Instructions to follow:
Take the data that follows and retype it word for word.

**** Data for this exercise ****

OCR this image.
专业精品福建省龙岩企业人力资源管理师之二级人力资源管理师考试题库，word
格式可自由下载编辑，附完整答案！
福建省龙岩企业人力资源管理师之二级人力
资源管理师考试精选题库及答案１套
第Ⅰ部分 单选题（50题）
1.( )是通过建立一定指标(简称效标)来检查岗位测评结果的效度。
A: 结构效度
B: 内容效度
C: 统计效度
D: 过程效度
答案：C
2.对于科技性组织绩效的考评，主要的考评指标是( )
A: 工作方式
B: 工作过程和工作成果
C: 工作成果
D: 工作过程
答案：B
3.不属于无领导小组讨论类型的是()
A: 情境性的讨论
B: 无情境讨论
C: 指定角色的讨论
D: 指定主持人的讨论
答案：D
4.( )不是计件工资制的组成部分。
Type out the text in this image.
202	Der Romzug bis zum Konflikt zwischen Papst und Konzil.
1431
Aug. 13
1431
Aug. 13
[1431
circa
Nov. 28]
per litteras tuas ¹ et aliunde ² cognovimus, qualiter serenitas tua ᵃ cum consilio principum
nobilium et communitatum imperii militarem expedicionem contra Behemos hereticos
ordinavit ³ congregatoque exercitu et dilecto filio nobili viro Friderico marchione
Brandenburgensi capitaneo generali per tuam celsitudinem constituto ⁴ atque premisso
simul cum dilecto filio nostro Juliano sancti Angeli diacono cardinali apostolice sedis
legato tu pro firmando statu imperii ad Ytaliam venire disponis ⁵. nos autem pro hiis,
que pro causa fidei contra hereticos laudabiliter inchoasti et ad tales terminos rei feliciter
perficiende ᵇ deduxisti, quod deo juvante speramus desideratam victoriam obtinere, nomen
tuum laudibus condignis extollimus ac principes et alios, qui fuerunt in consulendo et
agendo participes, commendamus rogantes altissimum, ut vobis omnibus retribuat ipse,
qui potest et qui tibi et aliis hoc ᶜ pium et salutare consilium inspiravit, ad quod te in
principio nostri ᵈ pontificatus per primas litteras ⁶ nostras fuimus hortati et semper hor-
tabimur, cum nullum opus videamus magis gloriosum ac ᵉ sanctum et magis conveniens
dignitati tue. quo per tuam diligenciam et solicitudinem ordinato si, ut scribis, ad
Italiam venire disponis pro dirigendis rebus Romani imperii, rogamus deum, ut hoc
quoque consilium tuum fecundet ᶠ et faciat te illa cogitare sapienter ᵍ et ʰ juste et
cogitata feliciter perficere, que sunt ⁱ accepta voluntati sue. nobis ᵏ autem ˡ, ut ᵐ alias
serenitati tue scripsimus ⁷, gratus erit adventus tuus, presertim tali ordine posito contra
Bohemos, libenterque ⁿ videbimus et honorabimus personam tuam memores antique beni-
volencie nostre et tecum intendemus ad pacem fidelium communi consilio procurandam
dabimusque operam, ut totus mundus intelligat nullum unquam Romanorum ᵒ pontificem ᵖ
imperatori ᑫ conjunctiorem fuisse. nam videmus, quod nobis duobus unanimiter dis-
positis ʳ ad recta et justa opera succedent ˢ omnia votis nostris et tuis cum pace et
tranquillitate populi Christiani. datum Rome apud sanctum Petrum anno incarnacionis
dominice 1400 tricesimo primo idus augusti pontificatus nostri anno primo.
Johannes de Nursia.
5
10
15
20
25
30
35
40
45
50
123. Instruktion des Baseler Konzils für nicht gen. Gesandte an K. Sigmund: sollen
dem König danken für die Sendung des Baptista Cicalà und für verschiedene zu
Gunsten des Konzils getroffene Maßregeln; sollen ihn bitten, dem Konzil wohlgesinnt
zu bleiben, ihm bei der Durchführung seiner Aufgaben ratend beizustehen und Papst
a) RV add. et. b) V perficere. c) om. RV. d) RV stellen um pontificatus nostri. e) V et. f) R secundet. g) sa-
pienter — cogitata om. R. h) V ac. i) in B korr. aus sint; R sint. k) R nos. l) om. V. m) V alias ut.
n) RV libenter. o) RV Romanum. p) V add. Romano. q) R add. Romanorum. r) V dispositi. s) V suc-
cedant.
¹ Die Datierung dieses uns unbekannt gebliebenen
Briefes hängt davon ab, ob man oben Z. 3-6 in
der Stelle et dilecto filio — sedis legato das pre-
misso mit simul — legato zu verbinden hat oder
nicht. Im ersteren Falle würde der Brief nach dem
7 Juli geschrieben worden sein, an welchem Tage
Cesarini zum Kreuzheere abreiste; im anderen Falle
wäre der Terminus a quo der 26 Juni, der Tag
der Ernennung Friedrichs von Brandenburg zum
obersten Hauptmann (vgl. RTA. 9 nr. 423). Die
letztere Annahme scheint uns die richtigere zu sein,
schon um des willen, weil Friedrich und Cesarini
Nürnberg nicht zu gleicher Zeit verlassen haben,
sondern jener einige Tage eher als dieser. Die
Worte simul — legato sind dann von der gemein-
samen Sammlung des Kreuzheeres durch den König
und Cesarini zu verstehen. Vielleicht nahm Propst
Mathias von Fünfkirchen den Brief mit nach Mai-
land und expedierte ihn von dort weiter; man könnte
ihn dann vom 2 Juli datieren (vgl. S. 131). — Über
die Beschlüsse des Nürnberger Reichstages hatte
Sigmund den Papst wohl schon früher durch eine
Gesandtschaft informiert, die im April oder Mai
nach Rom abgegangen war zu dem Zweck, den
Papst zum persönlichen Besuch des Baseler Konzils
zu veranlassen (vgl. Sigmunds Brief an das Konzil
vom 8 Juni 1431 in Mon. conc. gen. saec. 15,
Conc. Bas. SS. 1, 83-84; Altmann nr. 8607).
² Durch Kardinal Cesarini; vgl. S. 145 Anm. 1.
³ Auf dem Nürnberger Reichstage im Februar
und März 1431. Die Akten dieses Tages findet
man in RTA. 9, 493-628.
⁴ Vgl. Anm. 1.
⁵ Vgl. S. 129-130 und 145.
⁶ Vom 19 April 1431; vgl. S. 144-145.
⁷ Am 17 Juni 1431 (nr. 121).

****

Task output:
OCR this image.
专业精品福建省龙岩企业人力资源管理师之二级人力资源管理师考试题库，word
格式可自由下载编辑，附完整答案！
福建省龙岩企业人力资源管理师之二级人力
资源管理师考试精选题库及答案１套
第Ⅰ部分 单选题（50题）
1.( )是通过建立一定指标(简称效标)来检查岗位测评结果的效度。
A: 结构效度
B: 内容效度
C: 统计效度
D: 过程效度
答案：C
2.对于科技性组织绩效的考评，主要的考评指标是( )
A: 工作方式
B: 工作过程和工作成果
C: 工作成果
D: 工作过程
答案：B
3.不属于无领导小组讨论类型的是()
A: 情境性的讨论
B: 无情境讨论
C: 指定角色的讨论
D: 指定主持人的讨论
答案：D
4.( )不是计件工资制的组成部分。
Type out the text in this image.
202	Der Romzug bis zum Konflikt zwischen Papst und Konzil.
1431
Aug. 13
1431
Aug. 13
[1431
circa
Nov. 28]
per litteras tuas ¹ et aliunde ² cognovimus, qualiter serenitas tua ᵃ cum consilio principum
nobilium et communitatum imperii militarem expedicionem contra Behemos hereticos
ordinavit ³ congregatoque exercitu et dilecto filio nobili viro Friderico marchione
Brandenburgensi capitaneo generali per tuam celsitudinem constituto ⁴ atque premisso
simul cum dilecto filio nostro Juliano sancti Angeli diacono cardinali apostolice sedis
legato tu pro firmando statu imperii ad Ytaliam venire disponis ⁵. nos autem pro hiis,
que pro causa fidei contra hereticos laudabiliter inchoasti et ad tales terminos rei feliciter
perficiende ᵇ deduxisti, quod deo juvante speramus desideratam victoriam obtinere, nomen
tuum laudibus condignis extollimus ac principes et alios, qui fuerunt in consulendo et
agendo participes, commendamus rogantes altissimum, ut vobis omnibus retribuat ipse,
qui potest et qui tibi et aliis hoc ᶜ pium et salutare consilium inspiravit, ad quod te in
principio nostri ᵈ pontificatus per primas litteras ⁶ nostras fuimus hortati et semper hor-
tabimur, cum nullum opus videamus magis gloriosum ac ᵉ sanctum et magis conveniens
dignitati tue. quo per tuam diligenciam et solicitudinem ordinato si, ut scribis, ad
Italiam venire disponis pro dirigendis rebus Romani imperii, rogamus deum, ut hoc
quoque consilium tuum fecundet ᶠ et faciat te illa cogitare sapienter ᵍ et ʰ juste et
cogitata feliciter perficere, que sunt ⁱ accepta voluntati sue. nobis ᵏ autem ˡ, ut ᵐ alias
serenitati tue scripsimus ⁷, gratus erit adventus tuus, presertim tali ordine posito contra
Bohemos, libenterque ⁿ videbimus et honorabimus personam tuam memores antique beni-
volencie nostre et tecum intendemus ad pacem fidelium communi consilio procurandam
dabimusque operam, ut totus mundus intelligat nullum unquam Romanorum ᵒ pontificem ᵖ
imperatori ᑫ conjunctiorem fuisse. nam videmus, quod nobis duobus unanimiter dis-
positis ʳ ad recta et justa opera succedent ˢ omnia votis nostris et tuis cum pace et
tranquillitate populi Christiani. datum Rome apud sanctum Petrum anno incarnacionis
dominice 1400 tricesimo primo idus augusti pontificatus nostri anno primo.
Johannes de Nursia.
5
10
15
20
25
30
35
40
45
50
123. Instruktion des Baseler Konzils für nicht gen. Gesandte an K. Sigmund: sollen
dem König danken für die Sendung des Baptista Cicalà und für verschiedene zu
Gunsten des Konzils getroffene Maßregeln; sollen ihn bitten, dem Konzil wohlgesinnt
zu bleiben, ihm bei der Durchführung seiner Aufgaben ratend beizustehen und Papst
a) RV add. et. b) V perficere. c) om. RV. d) RV stellen um pontificatus nostri. e) V et. f) R secundet. g) sa-
pienter — cogitata om. R. h) V ac. i) in B korr. aus sint; R sint. k) R nos. l) om. V. m) V alias ut.
n) RV libenter. o) RV Romanum. p) V add. Romano. q) R add. Romanorum. r) V dispositi. s) V suc-
cedant.
¹ Die Datierung dieses uns unbekannt gebliebenen
Briefes hängt davon ab, ob man oben Z. 3-6 in
der Stelle et dilecto filio — sedis legato das pre-
misso mit simul — legato zu verbinden hat oder
nicht. Im ersteren Falle würde der Brief nach dem
7 Juli geschrieben worden sein, an welchem Tage
Cesarini zum Kreuzheere abreiste; im anderen Falle
wäre der Terminus a quo der 26 Juni, der Tag
der Ernennung Friedrichs von Brandenburg zum
obersten Hauptmann (vgl. RTA. 9 nr. 423). Die
letztere Annahme scheint uns die richtigere zu sein,
schon um des willen, weil Friedrich und Cesarini
Nürnberg nicht zu gleicher Zeit verlassen haben,
sondern jener einige Tage eher als dieser. Die
Worte simul — legato sind dann von der gemein-
samen Sammlung des Kreuzheeres durch den König
und Cesarini zu verstehen. Vielleicht nahm Propst
Mathias von Fünfkirchen den Brief mit nach Mai-
land und expedierte ihn von dort weiter; man könnte
ihn dann vom 2 Juli datieren (vgl. S. 131). — Über
die Beschlüsse des Nürnberger Reichstages hatte
Sigmund den Papst wohl schon früher durch eine
Gesandtschaft informiert, die im April oder Mai
nach Rom abgegangen war zu dem Zweck, den
Papst zum persönlichen Besuch des Baseler Konzils
zu veranlassen (vgl. Sigmunds Brief an das Konzil
vom 8 Juni 1431 in Mon. conc. gen. saec. 15,
Conc. Bas. SS. 1, 83-84; Altmann nr. 8607).
² Durch Kardinal Cesarini; vgl. S. 145 Anm. 1.
³ Auf dem Nürnberger Reichstage im Februar
und März 1431. Die Akten dieses Tages findet
man in RTA. 9, 493-628.
⁴ Vgl. Anm. 1.
⁵ Vgl. S. 129-130 und 145.
⁶ Vom 19 April 1431; vgl. S. 144-145.
⁷ Am 17 Juni 1431 (nr. 121).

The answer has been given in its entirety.